** Start of DATASET **

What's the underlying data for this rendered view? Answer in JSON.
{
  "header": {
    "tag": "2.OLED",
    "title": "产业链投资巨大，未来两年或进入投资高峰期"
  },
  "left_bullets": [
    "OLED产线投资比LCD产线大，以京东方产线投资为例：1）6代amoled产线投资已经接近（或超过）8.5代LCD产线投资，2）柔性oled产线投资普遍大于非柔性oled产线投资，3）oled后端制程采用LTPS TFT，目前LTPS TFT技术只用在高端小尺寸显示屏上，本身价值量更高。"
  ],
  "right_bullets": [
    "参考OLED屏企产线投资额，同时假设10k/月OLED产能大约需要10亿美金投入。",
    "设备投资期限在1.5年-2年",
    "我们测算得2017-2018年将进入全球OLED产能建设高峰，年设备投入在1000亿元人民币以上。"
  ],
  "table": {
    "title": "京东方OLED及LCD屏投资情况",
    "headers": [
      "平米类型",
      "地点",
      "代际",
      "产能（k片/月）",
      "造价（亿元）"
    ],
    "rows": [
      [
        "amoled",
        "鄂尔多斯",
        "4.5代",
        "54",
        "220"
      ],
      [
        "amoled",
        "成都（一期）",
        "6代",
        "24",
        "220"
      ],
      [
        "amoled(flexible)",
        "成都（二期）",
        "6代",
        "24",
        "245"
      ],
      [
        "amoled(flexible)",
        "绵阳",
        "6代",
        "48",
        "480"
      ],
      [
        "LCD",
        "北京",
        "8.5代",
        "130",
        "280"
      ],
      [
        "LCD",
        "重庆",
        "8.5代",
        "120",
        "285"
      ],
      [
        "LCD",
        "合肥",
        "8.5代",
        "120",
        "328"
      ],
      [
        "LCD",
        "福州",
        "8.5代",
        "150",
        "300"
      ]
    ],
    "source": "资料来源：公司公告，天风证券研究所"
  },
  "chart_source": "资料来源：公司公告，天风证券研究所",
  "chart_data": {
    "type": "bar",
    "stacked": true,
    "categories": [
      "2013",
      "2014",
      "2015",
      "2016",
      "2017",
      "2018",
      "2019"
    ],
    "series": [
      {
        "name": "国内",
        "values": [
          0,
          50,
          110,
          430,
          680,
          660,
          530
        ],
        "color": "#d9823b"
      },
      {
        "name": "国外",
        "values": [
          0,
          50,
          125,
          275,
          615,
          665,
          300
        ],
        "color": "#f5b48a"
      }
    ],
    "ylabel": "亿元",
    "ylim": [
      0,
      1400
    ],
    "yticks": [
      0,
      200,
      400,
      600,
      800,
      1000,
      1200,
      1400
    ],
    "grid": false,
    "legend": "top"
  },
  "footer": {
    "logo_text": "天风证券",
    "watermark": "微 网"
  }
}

** End of DATASET **

## PROBLEM DESCRIPTION
The records above must be repeated exactly, every one of them.

## FINAL RESULT
What's the underlying data for this rendered view? Answer in JSON.
{
  "header": {
    "tag": "2.OLED",
    "title": "产业链投资巨大，未来两年或进入投资高峰期"
  },
  "left_bullets": [
    "OLED产线投资比LCD产线大，以京东方产线投资为例：1）6代amoled产线投资已经接近（或超过）8.5代LCD产线投资，2）柔性oled产线投资普遍大于非柔性oled产线投资，3）oled后端制程采用LTPS TFT，目前LTPS TFT技术只用在高端小尺寸显示屏上，本身价值量更高。"
  ],
  "right_bullets": [
    "参考OLED屏企产线投资额，同时假设10k/月OLED产能大约需要10亿美金投入。",
    "设备投资期限在1.5年-2年",
    "我们测算得2017-2018年将进入全球OLED产能建设高峰，年设备投入在1000亿元人民币以上。"
  ],
  "table": {
    "title": "京东方OLED及LCD屏投资情况",
    "headers": [
      "平米类型",
      "地点",
      "代际",
      "产能（k片/月）",
      "造价（亿元）"
    ],
    "rows": [
      [
        "amoled",
        "鄂尔多斯",
        "4.5代",
        "54",
        "220"
      ],
      [
        "amoled",
        "成都（一期）",
        "6代",
        "24",
        "220"
      ],
      [
        "amoled(flexible)",
        "成都（二期）",
        "6代",
        "24",
        "245"
      ],
      [
        "amoled(flexible)",
        "绵阳",
        "6代",
        "48",
        "480"
      ],
      [
        "LCD",
        "北京",
        "8.5代",
        "130",
        "280"
      ],
      [
        "LCD",
        "重庆",
        "8.5代",
        "120",
        "285"
      ],
      [
        "LCD",
        "合肥",
        "8.5代",
        "120",
        "328"
      ],
      [
        "LCD",
        "福州",
        "8.5代",
        "150",
        "300"
      ]
    ],
    "source": "资料来源：公司公告，天风证券研究所"
  },
  "chart_source": "资料来源：公司公告，天风证券研究所",
  "chart_data": {
    "type": "bar",
    "stacked": true,
    "categories": [
      "2013",
      "2014",
      "2015",
      "2016",
      "2017",
      "2018",
      "2019"
    ],
    "series": [
      {
        "name": "国内",
        "values": [
          0,
          50,
          110,
          430,
          680,
          660,
          530
        ],
        "color": "#d9823b"
      },
      {
        "name": "国外",
        "values": [
          0,
          50,
          125,
          275,
          615,
          665,
          300
        ],
        "color": "#f5b48a"
      }
    ],
    "ylabel": "亿元",
    "ylim": [
      0,
      1400
    ],
    "yticks": [
      0,
      200,
      400,
      600,
      800,
      1000,
      1200,
      1400
    ],
    "grid": false,
    "legend": "top"
  },
  "footer": {
    "logo_text": "天风证券",
    "watermark": "微 网"
  }
}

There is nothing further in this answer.